▸ Exercise
Track down the lines that contain "Powered" and copy them.

▸ Stored data entries
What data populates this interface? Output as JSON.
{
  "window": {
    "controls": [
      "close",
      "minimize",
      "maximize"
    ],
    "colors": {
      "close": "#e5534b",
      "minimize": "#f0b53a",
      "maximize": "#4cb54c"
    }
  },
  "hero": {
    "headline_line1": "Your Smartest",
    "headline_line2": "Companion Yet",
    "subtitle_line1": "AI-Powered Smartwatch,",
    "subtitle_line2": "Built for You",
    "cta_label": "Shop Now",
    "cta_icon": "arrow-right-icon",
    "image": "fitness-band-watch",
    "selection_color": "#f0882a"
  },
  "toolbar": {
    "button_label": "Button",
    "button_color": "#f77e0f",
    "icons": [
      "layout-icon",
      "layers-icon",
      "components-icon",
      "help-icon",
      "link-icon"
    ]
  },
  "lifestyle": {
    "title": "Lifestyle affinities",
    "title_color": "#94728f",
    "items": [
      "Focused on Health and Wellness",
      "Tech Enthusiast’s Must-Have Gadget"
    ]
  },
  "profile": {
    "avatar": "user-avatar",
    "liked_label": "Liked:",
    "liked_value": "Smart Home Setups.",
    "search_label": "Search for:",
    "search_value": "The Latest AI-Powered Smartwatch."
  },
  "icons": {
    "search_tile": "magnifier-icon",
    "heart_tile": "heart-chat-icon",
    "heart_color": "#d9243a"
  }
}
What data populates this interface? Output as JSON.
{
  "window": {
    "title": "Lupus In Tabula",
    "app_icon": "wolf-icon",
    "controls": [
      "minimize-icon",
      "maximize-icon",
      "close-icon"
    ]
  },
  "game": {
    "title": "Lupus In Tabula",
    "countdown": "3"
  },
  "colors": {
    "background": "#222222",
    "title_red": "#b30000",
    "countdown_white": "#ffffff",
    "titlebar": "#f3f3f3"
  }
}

▸ Solution to this exercise
    "subtitle_line1": "AI-Powered Smartwatch,",
    "search_value": "The Latest AI-Powered Smartwatch."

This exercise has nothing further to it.